WRITTEN TASK: Identify and reproduce every line holding the string "الملل".
[START OF INFORMATION SUPPLIED]
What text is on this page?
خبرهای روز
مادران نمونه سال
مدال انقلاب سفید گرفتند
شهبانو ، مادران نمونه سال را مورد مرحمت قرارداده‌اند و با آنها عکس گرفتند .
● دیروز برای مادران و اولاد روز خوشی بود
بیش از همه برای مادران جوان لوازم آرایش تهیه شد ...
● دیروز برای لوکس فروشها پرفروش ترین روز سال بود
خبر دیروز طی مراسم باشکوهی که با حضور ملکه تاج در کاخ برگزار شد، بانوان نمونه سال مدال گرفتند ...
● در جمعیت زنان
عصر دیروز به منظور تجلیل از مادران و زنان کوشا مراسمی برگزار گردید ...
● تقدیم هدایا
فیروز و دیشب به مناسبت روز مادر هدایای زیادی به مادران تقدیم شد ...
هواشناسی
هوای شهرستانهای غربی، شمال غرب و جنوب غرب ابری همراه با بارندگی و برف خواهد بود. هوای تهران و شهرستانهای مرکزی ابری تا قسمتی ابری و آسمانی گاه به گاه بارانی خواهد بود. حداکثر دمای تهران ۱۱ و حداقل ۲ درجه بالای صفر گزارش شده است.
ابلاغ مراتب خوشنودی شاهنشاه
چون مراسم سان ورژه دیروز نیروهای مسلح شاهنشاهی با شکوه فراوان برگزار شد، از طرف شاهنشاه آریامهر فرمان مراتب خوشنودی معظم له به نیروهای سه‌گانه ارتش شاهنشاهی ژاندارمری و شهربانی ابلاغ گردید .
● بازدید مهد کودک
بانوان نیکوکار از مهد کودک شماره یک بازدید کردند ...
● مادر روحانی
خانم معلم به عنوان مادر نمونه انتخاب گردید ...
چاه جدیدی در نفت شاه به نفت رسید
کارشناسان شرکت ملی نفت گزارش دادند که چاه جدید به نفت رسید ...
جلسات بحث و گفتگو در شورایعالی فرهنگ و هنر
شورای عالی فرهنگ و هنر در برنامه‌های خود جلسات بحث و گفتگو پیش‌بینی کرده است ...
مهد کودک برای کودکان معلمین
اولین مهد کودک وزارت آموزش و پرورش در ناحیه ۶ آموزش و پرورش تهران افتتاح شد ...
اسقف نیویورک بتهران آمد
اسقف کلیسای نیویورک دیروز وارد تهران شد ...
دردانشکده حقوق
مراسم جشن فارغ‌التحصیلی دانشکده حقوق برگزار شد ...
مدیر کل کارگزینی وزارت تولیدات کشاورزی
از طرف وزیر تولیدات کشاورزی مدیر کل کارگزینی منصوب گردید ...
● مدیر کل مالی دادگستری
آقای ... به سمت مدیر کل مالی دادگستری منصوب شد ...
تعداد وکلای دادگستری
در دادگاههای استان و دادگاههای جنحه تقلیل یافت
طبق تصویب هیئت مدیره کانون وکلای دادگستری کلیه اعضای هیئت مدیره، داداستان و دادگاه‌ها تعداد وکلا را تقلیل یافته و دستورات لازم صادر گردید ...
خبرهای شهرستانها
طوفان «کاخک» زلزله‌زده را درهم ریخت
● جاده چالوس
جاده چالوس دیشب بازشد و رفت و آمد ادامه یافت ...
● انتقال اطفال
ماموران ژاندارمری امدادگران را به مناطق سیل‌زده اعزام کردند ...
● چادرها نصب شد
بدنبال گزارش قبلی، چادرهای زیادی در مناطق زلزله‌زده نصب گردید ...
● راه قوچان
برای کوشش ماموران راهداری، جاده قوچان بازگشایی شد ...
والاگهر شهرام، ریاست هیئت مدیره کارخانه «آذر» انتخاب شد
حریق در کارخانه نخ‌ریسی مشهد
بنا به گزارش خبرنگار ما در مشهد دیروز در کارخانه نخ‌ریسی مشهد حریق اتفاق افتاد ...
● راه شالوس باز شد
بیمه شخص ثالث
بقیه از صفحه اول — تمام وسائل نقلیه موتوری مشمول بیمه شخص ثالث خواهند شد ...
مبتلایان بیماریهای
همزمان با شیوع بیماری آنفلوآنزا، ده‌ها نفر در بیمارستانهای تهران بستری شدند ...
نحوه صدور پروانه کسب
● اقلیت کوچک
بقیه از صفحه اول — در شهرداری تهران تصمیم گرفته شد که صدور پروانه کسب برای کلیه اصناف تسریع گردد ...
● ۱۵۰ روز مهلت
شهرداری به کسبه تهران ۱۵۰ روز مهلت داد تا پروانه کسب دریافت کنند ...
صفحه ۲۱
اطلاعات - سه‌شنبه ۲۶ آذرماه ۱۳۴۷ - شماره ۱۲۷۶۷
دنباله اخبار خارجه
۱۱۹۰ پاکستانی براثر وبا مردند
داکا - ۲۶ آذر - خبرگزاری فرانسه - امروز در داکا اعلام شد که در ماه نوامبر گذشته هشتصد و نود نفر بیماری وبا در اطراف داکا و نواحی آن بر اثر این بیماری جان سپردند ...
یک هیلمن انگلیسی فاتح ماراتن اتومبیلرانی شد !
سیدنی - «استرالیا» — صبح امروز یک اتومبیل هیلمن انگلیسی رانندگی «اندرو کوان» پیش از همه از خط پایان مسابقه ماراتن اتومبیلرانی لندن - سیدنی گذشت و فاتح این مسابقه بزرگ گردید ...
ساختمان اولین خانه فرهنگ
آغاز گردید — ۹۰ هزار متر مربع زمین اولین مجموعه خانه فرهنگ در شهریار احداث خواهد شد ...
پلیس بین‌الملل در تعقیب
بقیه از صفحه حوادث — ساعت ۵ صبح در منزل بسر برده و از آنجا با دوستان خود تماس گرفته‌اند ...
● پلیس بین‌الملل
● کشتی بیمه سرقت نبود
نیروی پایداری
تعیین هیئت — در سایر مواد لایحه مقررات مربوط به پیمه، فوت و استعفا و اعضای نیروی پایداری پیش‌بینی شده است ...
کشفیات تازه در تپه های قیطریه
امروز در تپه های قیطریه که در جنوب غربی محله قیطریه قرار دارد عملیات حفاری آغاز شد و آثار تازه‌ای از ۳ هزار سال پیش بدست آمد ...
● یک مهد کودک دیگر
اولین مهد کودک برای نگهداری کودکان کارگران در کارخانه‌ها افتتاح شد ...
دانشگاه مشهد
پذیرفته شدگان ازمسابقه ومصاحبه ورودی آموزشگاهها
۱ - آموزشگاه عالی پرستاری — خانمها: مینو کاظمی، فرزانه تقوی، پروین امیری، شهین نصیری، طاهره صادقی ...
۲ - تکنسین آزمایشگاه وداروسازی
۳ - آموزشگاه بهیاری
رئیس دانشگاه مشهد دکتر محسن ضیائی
[END OF INFORMATION SUPPLIED]
FINISHED EXERCISE:
پلیس بین‌الملل در تعقیب
● پلیس بین‌الملل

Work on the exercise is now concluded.